(Extracted data entries)
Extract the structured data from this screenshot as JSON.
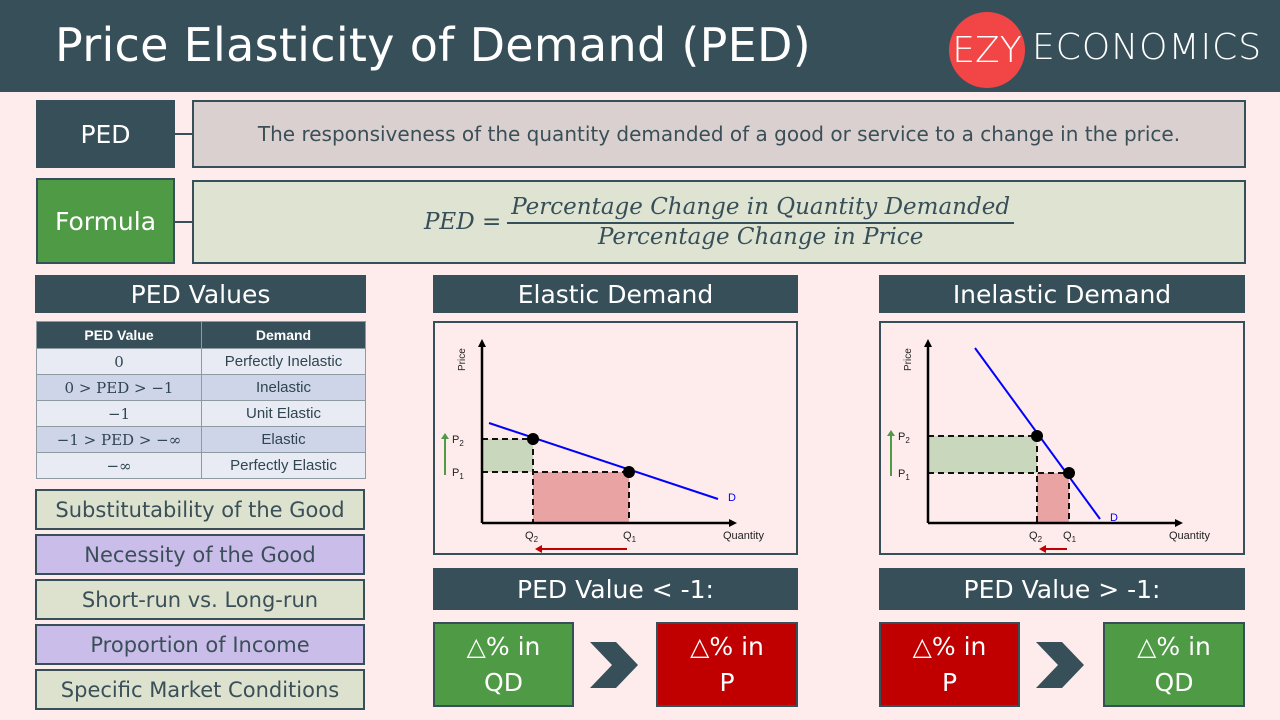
{
  "header": {
    "title": "Price Elasticity of Demand (PED)",
    "logo_circle": "EZY",
    "logo_text": "ECONOMICS"
  },
  "definition": {
    "label": "PED",
    "text": "The responsiveness of the quantity demanded of a good or service to a change in the price."
  },
  "formula": {
    "label": "Formula",
    "lhs": "PED =",
    "numerator": "Percentage Change in Quantity Demanded",
    "denominator": "Percentage Change in Price"
  },
  "ped_values": {
    "title": "PED Values",
    "headers": [
      "PED Value",
      "Demand"
    ],
    "rows": [
      [
        "0",
        "Perfectly Inelastic"
      ],
      [
        "0 > PED > −1",
        "Inelastic"
      ],
      [
        "−1",
        "Unit Elastic"
      ],
      [
        "−1 > PED > −∞",
        "Elastic"
      ],
      [
        "−∞",
        "Perfectly Elastic"
      ]
    ]
  },
  "factors": [
    "Substitutability of the Good",
    "Necessity of the Good",
    "Short-run vs. Long-run",
    "Proportion of Income",
    "Specific Market Conditions"
  ],
  "elastic": {
    "title": "Elastic Demand",
    "y_label": "Price",
    "x_label": "Quantity",
    "curve_label": "D",
    "p2": "P",
    "p2_sub": "2",
    "p1": "P",
    "p1_sub": "1",
    "q2": "Q",
    "q2_sub": "2",
    "q1": "Q",
    "q1_sub": "1",
    "rule": "PED Value < -1:",
    "left_box": [
      "△% in",
      "QD"
    ],
    "right_box": [
      "△% in",
      "P"
    ]
  },
  "inelastic": {
    "title": "Inelastic Demand",
    "y_label": "Price",
    "x_label": "Quantity",
    "curve_label": "D",
    "p2": "P",
    "p2_sub": "2",
    "p1": "P",
    "p1_sub": "1",
    "q2": "Q",
    "q2_sub": "2",
    "q1": "Q",
    "q1_sub": "1",
    "rule": "PED Value > -1:",
    "left_box": [
      "△% in",
      "P"
    ],
    "right_box": [
      "△% in",
      "QD"
    ]
  },
  "colors": {
    "dark": "#374f59",
    "logo": "#f24646",
    "green": "#4f9a45",
    "red": "#c00000",
    "curve": "#0000ff",
    "green_area": "#c9d8bc",
    "red_area": "#eaa3a3"
  }
}
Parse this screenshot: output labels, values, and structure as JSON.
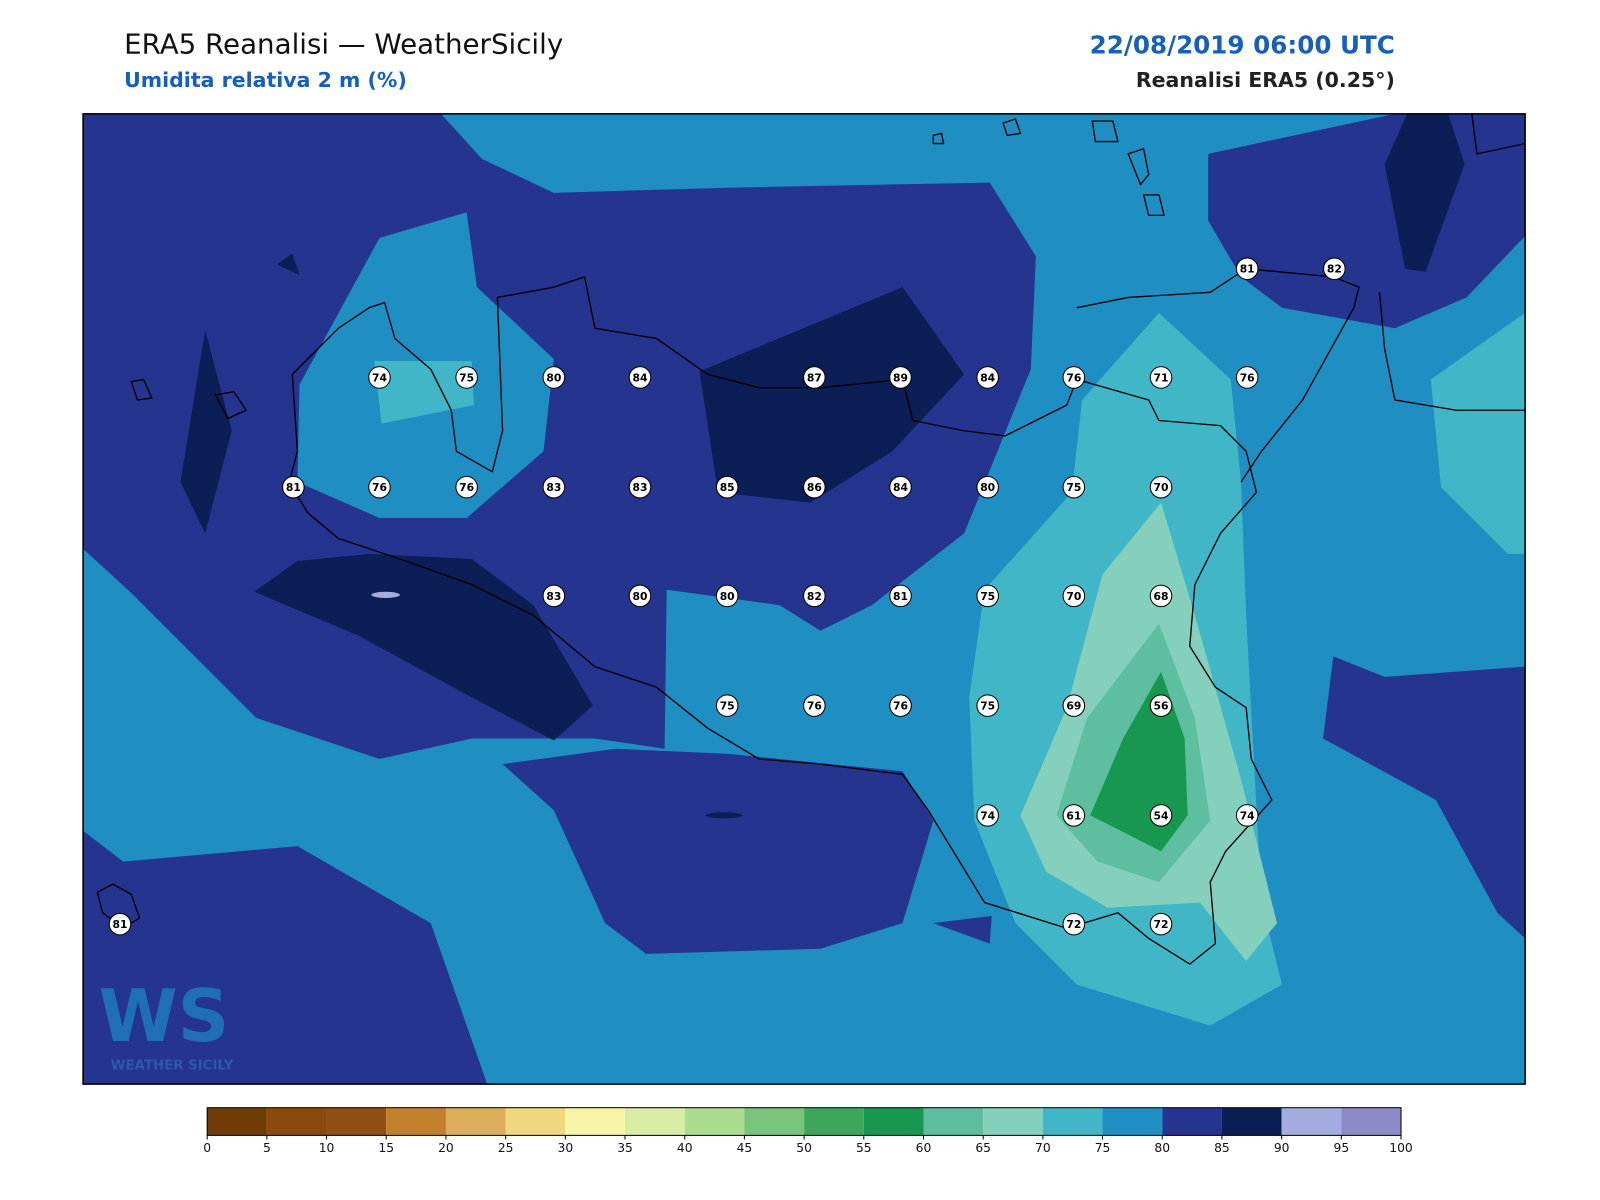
{
  "header": {
    "title": "ERA5 Reanalisi — WeatherSicily",
    "subtitle": "Umidita relativa 2 m (%)",
    "datetime": "22/08/2019 06:00 UTC",
    "source": "Reanalisi ERA5 (0.25°)"
  },
  "stations": [
    81,
    82,
    74,
    75,
    80,
    84,
    87,
    89,
    84,
    76,
    71,
    76,
    81,
    76,
    76,
    83,
    83,
    85,
    86,
    84,
    80,
    75,
    70,
    83,
    80,
    80,
    82,
    81,
    75,
    70,
    68,
    75,
    76,
    76,
    75,
    69,
    56,
    74,
    61,
    54,
    74,
    81,
    72,
    72
  ],
  "colorbar": {
    "levels": [
      0,
      5,
      10,
      15,
      20,
      25,
      30,
      35,
      40,
      45,
      50,
      55,
      60,
      65,
      70,
      75,
      80,
      85,
      90,
      95,
      100
    ],
    "colors": [
      "#6f3c07",
      "#8a4a0e",
      "#8f4e12",
      "#c0802c",
      "#dcae5a",
      "#f0d67c",
      "#f7f6a8",
      "#d8eca4",
      "#acdc8d",
      "#77c47a",
      "#3ea75c",
      "#17974f",
      "#5ebfa0",
      "#84d0bd",
      "#41b6c6",
      "#1f8ec3",
      "#25348f",
      "#0c1e56",
      "#a5ade0",
      "#8d8ac8"
    ]
  },
  "logo": {
    "mark": "WS",
    "text": "WEATHER SICILY"
  }
}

■ **Problem description**
Starting at the line that contains "Parse this screenshot: output", restate each line verbatim through the final line of the listing, skipping all pictures.

■ **Expected answer**
Parse this screenshot: output labels, values, and structure as JSON.
{
  "header": {
    "title": "ERA5 Reanalisi — WeatherSicily",
    "subtitle": "Umidita relativa 2 m (%)",
    "datetime": "22/08/2019 06:00 UTC",
    "source": "Reanalisi ERA5 (0.25°)"
  },
  "stations": [
    81,
    82,
    74,
    75,
    80,
    84,
    87,
    89,
    84,
    76,
    71,
    76,
    81,
    76,
    76,
    83,
    83,
    85,
    86,
    84,
    80,
    75,
    70,
    83,
    80,
    80,
    82,
    81,
    75,
    70,
    68,
    75,
    76,
    76,
    75,
    69,
    56,
    74,
    61,
    54,
    74,
    81,
    72,
    72
  ],
  "colorbar": {
    "levels": [
      0,
      5,
      10,
      15,
      20,
      25,
      30,
      35,
      40,
      45,
      50,
      55,
      60,
      65,
      70,
      75,
      80,
      85,
      90,
      95,
      100
    ],
    "colors": [
      "#6f3c07",
      "#8a4a0e",
      "#8f4e12",
      "#c0802c",
      "#dcae5a",
      "#f0d67c",
      "#f7f6a8",
      "#d8eca4",
      "#acdc8d",
      "#77c47a",
      "#3ea75c",
      "#17974f",
      "#5ebfa0",
      "#84d0bd",
      "#41b6c6",
      "#1f8ec3",
      "#25348f",
      "#0c1e56",
      "#a5ade0",
      "#8d8ac8"
    ]
  },
  "logo": {
    "mark": "WS",
    "text": "WEATHER SICILY"
  }
}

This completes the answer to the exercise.